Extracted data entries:
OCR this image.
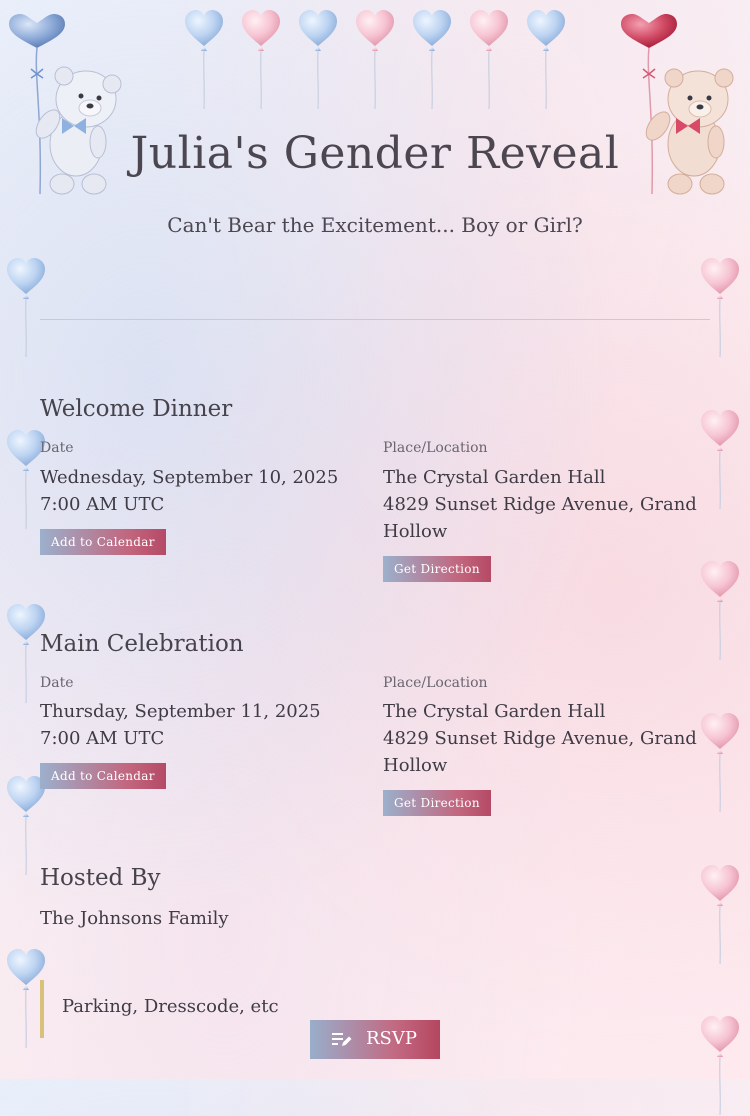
Julia's Gender Reveal
Can't Bear the Excitement... Boy or Girl?
Welcome Dinner
Date
Wednesday, September 10, 2025
7:00 AM UTC
Add to Calendar
Place/Location
The Crystal Garden Hall
4829 Sunset Ridge Avenue, Grand
Hollow
Get Direction
Main Celebration
Date
Thursday, September 11, 2025
7:00 AM UTC
Add to Calendar
Place/Location
The Crystal Garden Hall
4829 Sunset Ridge Avenue, Grand
Hollow
Get Direction
Hosted By
The Johnsons Family
Parking, Dresscode, etc
RSVP
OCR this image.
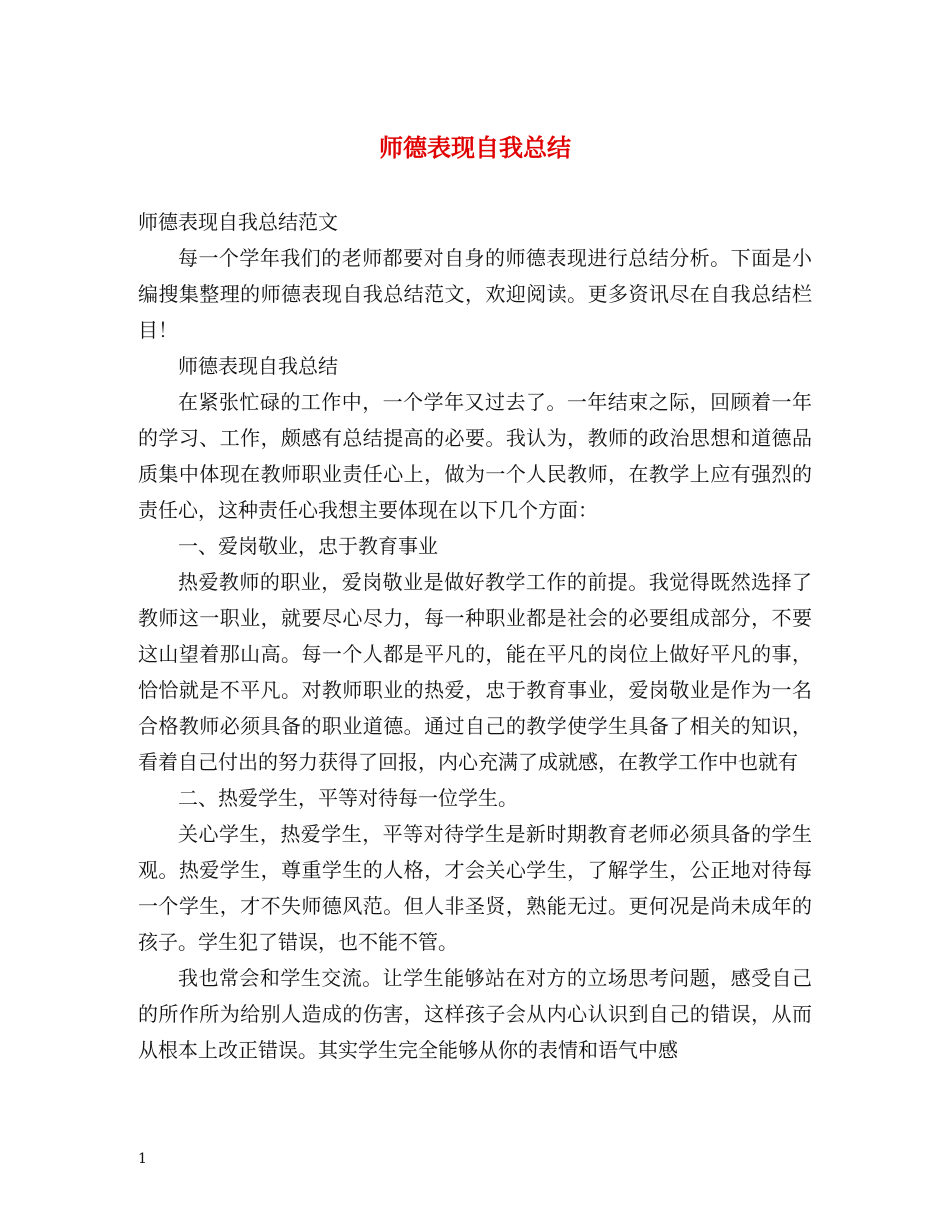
师德表现自我总结

师德表现自我总结范文

每一个学年我们的老师都要对自身的师德表现进行总结分析。下面是小编搜集整理的师德表现自我总结范文，欢迎阅读。更多资讯尽在自我总结栏目！

师德表现自我总结

在紧张忙碌的工作中，一个学年又过去了。一年结束之际，回顾着一年的学习、工作，颇感有总结提高的必要。我认为，教师的政治思想和道德品质集中体现在教师职业责任心上，做为一个人民教师，在教学上应有强烈的责任心，这种责任心我想主要体现在以下几个方面：

一、爱岗敬业，忠于教育事业

热爱教师的职业，爱岗敬业是做好教学工作的前提。我觉得既然选择了教师这一职业，就要尽心尽力，每一种职业都是社会的必要组成部分，不要这山望着那山高。每一个人都是平凡的，能在平凡的岗位上做好平凡的事，恰恰就是不平凡。对教师职业的热爱，忠于教育事业，爱岗敬业是作为一名合格教师必须具备的职业道德。通过自己的教学使学生具备了相关的知识，看着自己付出的努力获得了回报，内心充满了成就感，在教学工作中也就有

二、热爱学生，平等对待每一位学生。

关心学生，热爱学生，平等对待学生是新时期教育老师必须具备的学生观。热爱学生，尊重学生的人格，才会关心学生，了解学生，公正地对待每一个学生，才不失师德风范。但人非圣贤，熟能无过。更何况是尚未成年的孩子。学生犯了错误，也不能不管。

我也常会和学生交流。让学生能够站在对方的立场思考问题，感受自己的所作所为给别人造成的伤害，这样孩子会从内心认识到自己的错误，从而从根本上改正错误。其实学生完全能够从你的表情和语气中感

1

## Task brief
Pictures appear in the records above. Output everything except them, exactly.

## Final answer
OCR this image.
Julia's Gender Reveal
Can't Bear the Excitement... Boy or Girl?
Welcome Dinner
Date
Wednesday, September 10, 2025
7:00 AM UTC
Add to Calendar
Place/Location
The Crystal Garden Hall
4829 Sunset Ridge Avenue, Grand
Hollow
Get Direction
Main Celebration
Date
Thursday, September 11, 2025
7:00 AM UTC
Add to Calendar
Place/Location
The Crystal Garden Hall
4829 Sunset Ridge Avenue, Grand
Hollow
Get Direction
Hosted By
The Johnsons Family
Parking, Dresscode, etc
RSVP
OCR this image.
师德表现自我总结

师德表现自我总结范文

每一个学年我们的老师都要对自身的师德表现进行总结分析。下面是小编搜集整理的师德表现自我总结范文，欢迎阅读。更多资讯尽在自我总结栏目！

师德表现自我总结

在紧张忙碌的工作中，一个学年又过去了。一年结束之际，回顾着一年的学习、工作，颇感有总结提高的必要。我认为，教师的政治思想和道德品质集中体现在教师职业责任心上，做为一个人民教师，在教学上应有强烈的责任心，这种责任心我想主要体现在以下几个方面：

一、爱岗敬业，忠于教育事业

热爱教师的职业，爱岗敬业是做好教学工作的前提。我觉得既然选择了教师这一职业，就要尽心尽力，每一种职业都是社会的必要组成部分，不要这山望着那山高。每一个人都是平凡的，能在平凡的岗位上做好平凡的事，恰恰就是不平凡。对教师职业的热爱，忠于教育事业，爱岗敬业是作为一名合格教师必须具备的职业道德。通过自己的教学使学生具备了相关的知识，看着自己付出的努力获得了回报，内心充满了成就感，在教学工作中也就有

二、热爱学生，平等对待每一位学生。

关心学生，热爱学生，平等对待学生是新时期教育老师必须具备的学生观。热爱学生，尊重学生的人格，才会关心学生，了解学生，公正地对待每一个学生，才不失师德风范。但人非圣贤，熟能无过。更何况是尚未成年的孩子。学生犯了错误，也不能不管。

我也常会和学生交流。让学生能够站在对方的立场思考问题，感受自己的所作所为给别人造成的伤害，这样孩子会从内心认识到自己的错误，从而从根本上改正错误。其实学生完全能够从你的表情和语气中感

1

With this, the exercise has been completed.